AIM OF THE TASK:
Search the material below for the word "screenshot". Copy every line that has it.

_ _ _ _ _ _ _

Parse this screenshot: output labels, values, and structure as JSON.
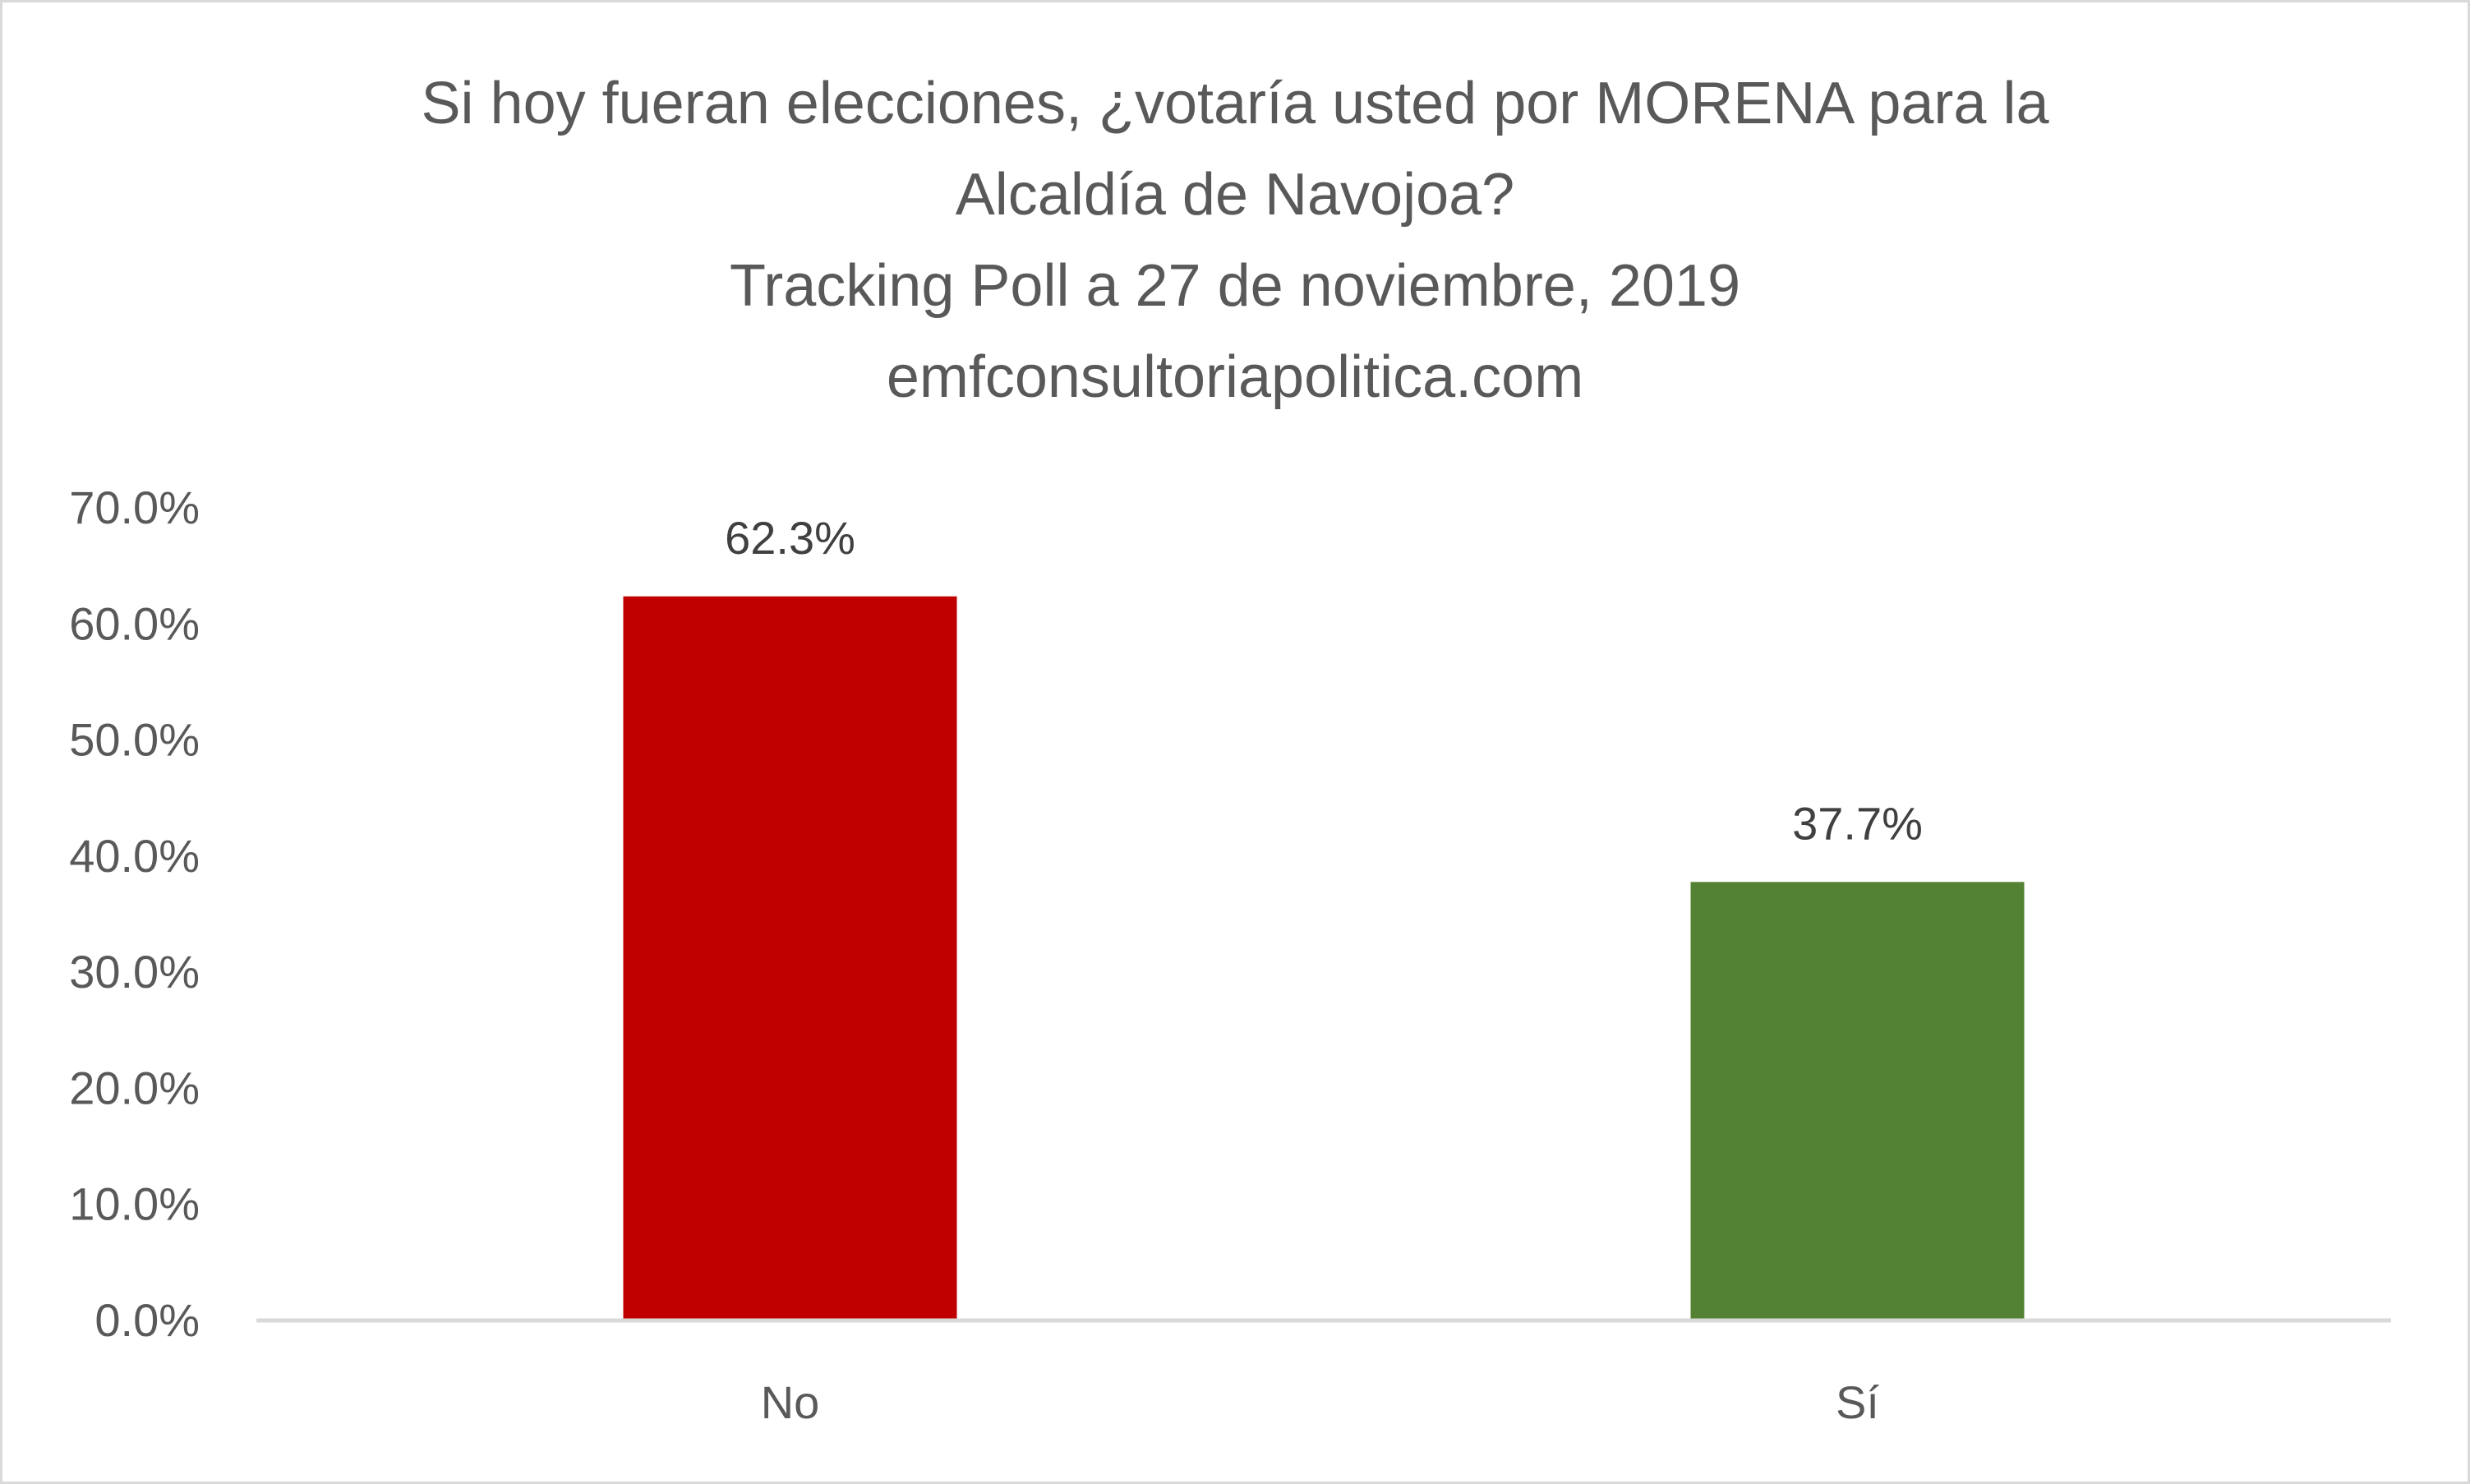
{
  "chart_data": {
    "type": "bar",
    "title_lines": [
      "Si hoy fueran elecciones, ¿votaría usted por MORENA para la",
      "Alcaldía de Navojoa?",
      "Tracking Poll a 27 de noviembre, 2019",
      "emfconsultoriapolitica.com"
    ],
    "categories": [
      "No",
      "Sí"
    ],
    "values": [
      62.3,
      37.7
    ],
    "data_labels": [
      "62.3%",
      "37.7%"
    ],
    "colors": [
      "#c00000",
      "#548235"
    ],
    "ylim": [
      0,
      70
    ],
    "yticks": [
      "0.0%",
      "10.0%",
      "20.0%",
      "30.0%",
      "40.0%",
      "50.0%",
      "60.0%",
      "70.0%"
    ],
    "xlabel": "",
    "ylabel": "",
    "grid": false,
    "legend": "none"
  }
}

_ _ _ _ _ _ _

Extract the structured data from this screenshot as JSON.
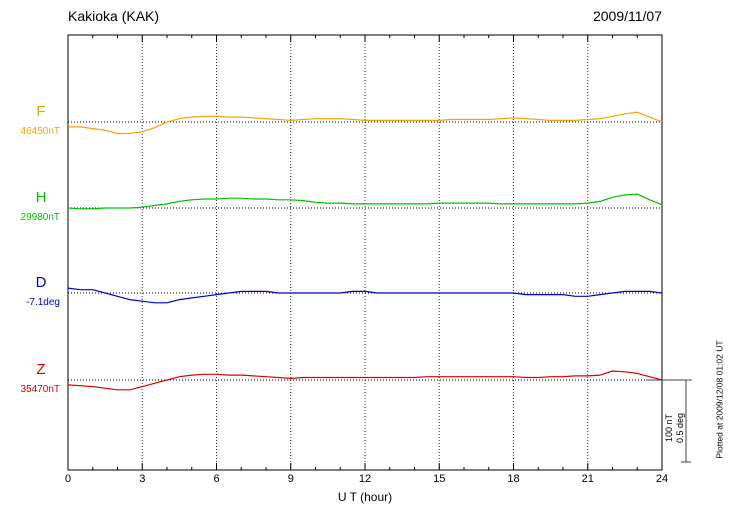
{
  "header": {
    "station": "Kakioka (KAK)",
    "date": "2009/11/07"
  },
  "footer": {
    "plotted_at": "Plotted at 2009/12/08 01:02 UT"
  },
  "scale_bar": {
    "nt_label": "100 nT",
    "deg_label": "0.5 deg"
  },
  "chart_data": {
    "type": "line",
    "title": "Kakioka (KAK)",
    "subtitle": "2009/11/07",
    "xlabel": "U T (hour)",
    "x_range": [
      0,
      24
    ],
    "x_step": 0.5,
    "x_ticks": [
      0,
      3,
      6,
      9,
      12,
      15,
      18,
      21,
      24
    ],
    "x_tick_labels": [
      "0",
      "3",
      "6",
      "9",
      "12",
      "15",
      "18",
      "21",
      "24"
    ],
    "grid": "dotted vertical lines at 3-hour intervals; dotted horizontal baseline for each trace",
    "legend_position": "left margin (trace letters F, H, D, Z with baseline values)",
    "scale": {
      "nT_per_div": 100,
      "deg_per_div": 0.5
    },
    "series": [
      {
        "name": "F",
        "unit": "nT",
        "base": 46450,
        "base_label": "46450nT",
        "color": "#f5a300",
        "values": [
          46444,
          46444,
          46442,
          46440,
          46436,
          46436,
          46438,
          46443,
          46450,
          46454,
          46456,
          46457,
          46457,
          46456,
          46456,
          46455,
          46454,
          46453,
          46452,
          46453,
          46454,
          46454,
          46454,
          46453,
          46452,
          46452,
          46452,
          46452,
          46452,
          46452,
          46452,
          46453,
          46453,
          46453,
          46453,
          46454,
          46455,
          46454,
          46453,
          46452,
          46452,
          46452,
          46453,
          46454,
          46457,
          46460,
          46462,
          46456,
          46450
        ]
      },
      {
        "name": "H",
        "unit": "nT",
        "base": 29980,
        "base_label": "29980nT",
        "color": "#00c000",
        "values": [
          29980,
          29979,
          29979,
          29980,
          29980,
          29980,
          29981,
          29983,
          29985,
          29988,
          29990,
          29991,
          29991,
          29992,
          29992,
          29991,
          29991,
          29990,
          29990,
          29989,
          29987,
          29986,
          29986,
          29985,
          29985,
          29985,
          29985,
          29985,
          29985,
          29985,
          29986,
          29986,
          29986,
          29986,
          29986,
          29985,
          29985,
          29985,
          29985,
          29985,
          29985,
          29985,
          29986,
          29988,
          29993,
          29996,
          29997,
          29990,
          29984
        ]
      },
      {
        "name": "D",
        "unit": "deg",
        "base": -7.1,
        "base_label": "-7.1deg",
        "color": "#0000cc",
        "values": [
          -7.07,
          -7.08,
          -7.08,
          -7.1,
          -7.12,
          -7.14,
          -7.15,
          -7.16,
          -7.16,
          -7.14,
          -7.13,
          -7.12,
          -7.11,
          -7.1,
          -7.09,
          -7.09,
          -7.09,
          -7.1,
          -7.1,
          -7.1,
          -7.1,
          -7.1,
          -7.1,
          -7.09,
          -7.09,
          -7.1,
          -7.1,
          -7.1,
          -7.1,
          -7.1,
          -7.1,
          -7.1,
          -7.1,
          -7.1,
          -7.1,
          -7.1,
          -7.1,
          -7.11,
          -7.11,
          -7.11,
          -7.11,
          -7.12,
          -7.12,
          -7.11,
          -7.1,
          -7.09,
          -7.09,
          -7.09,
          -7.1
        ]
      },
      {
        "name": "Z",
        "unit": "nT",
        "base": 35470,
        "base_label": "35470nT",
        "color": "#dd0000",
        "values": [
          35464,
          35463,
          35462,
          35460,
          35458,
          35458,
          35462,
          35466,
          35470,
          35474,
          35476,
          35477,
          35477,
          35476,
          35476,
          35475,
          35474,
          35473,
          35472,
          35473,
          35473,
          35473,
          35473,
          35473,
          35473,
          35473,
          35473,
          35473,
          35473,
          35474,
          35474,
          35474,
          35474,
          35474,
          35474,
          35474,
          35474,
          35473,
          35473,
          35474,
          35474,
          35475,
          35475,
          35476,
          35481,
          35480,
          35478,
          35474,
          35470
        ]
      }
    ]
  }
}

_ _ _ _ _ _ _

RESPONSE TO THIS TASK:
Parse this screenshot: output labels, values, and structure as JSON.
Extract the structured data from this screenshot as JSON.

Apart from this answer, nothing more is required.